[Data entries]
* begin *
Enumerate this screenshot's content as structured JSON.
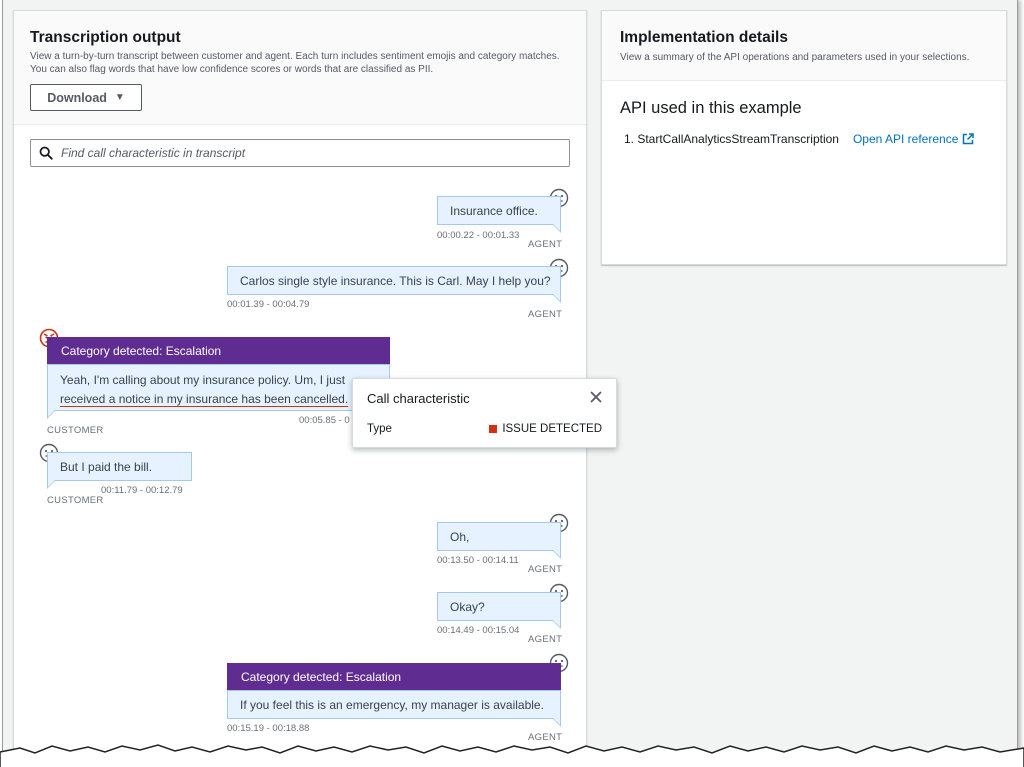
{
  "left": {
    "title": "Transcription output",
    "description": "View a turn-by-turn transcript between customer and agent. Each turn includes sentiment emojis and category matches. You can also flag words that have low confidence scores or words that are classified as PII.",
    "download_label": "Download",
    "search_placeholder": "Find call characteristic in transcript"
  },
  "turns": [
    {
      "speaker": "AGENT",
      "text": "Insurance office.",
      "time": "00:00.22 - 00:01.33",
      "sentiment": "neutral-icon"
    },
    {
      "speaker": "AGENT",
      "text": "Carlos single style insurance. This is Carl. May I help you?",
      "time": "00:01.39 - 00:04.79",
      "sentiment": "neutral-icon"
    },
    {
      "speaker": "CUSTOMER",
      "category": "Category detected: Escalation",
      "text_line1": "Yeah, I'm calling about my insurance policy. Um, I just",
      "text_line2": "received a notice in my insurance has been cancelled.",
      "time": "00:05.85 - 0",
      "sentiment": "angry-icon"
    },
    {
      "speaker": "CUSTOMER",
      "text": "But I paid the bill.",
      "time": "00:11.79 - 00:12.79",
      "sentiment": "neutral-icon"
    },
    {
      "speaker": "AGENT",
      "text": "Oh,",
      "time": "00:13.50 - 00:14.11",
      "sentiment": "neutral-icon"
    },
    {
      "speaker": "AGENT",
      "text": "Okay?",
      "time": "00:14.49 - 00:15.04",
      "sentiment": "neutral-icon"
    },
    {
      "speaker": "AGENT",
      "category": "Category detected: Escalation",
      "text": "If you feel this is an emergency, my manager is available.",
      "time": "00:15.19 - 00:18.88",
      "sentiment": "neutral-icon"
    }
  ],
  "popover": {
    "title": "Call characteristic",
    "key": "Type",
    "value": "ISSUE DETECTED",
    "status_color": "#d13212"
  },
  "right": {
    "title": "Implementation details",
    "description": "View a summary of the API operations and parameters used in your selections.",
    "api_heading": "API used in this example",
    "api_item": "1. StartCallAnalyticsStreamTranscription",
    "api_link": "Open API reference"
  },
  "colors": {
    "category_bar": "#5f2c91",
    "bubble_bg": "#e6f2ff",
    "link": "#0073bb",
    "angry": "#d13212"
  }
}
* end *
Pictures are not part of the copy; reproduce everything else in the records exactly.

▶ [Answer to this task]:
Enumerate this screenshot's content as structured JSON.
{
  "left": {
    "title": "Transcription output",
    "description": "View a turn-by-turn transcript between customer and agent. Each turn includes sentiment emojis and category matches. You can also flag words that have low confidence scores or words that are classified as PII.",
    "download_label": "Download",
    "search_placeholder": "Find call characteristic in transcript"
  },
  "turns": [
    {
      "speaker": "AGENT",
      "text": "Insurance office.",
      "time": "00:00.22 - 00:01.33",
      "sentiment": "neutral-icon"
    },
    {
      "speaker": "AGENT",
      "text": "Carlos single style insurance. This is Carl. May I help you?",
      "time": "00:01.39 - 00:04.79",
      "sentiment": "neutral-icon"
    },
    {
      "speaker": "CUSTOMER",
      "category": "Category detected: Escalation",
      "text_line1": "Yeah, I'm calling about my insurance policy. Um, I just",
      "text_line2": "received a notice in my insurance has been cancelled.",
      "time": "00:05.85 - 0",
      "sentiment": "angry-icon"
    },
    {
      "speaker": "CUSTOMER",
      "text": "But I paid the bill.",
      "time": "00:11.79 - 00:12.79",
      "sentiment": "neutral-icon"
    },
    {
      "speaker": "AGENT",
      "text": "Oh,",
      "time": "00:13.50 - 00:14.11",
      "sentiment": "neutral-icon"
    },
    {
      "speaker": "AGENT",
      "text": "Okay?",
      "time": "00:14.49 - 00:15.04",
      "sentiment": "neutral-icon"
    },
    {
      "speaker": "AGENT",
      "category": "Category detected: Escalation",
      "text": "If you feel this is an emergency, my manager is available.",
      "time": "00:15.19 - 00:18.88",
      "sentiment": "neutral-icon"
    }
  ],
  "popover": {
    "title": "Call characteristic",
    "key": "Type",
    "value": "ISSUE DETECTED",
    "status_color": "#d13212"
  },
  "right": {
    "title": "Implementation details",
    "description": "View a summary of the API operations and parameters used in your selections.",
    "api_heading": "API used in this example",
    "api_item": "1. StartCallAnalyticsStreamTranscription",
    "api_link": "Open API reference"
  },
  "colors": {
    "category_bar": "#5f2c91",
    "bubble_bg": "#e6f2ff",
    "link": "#0073bb",
    "angry": "#d13212"
  }
}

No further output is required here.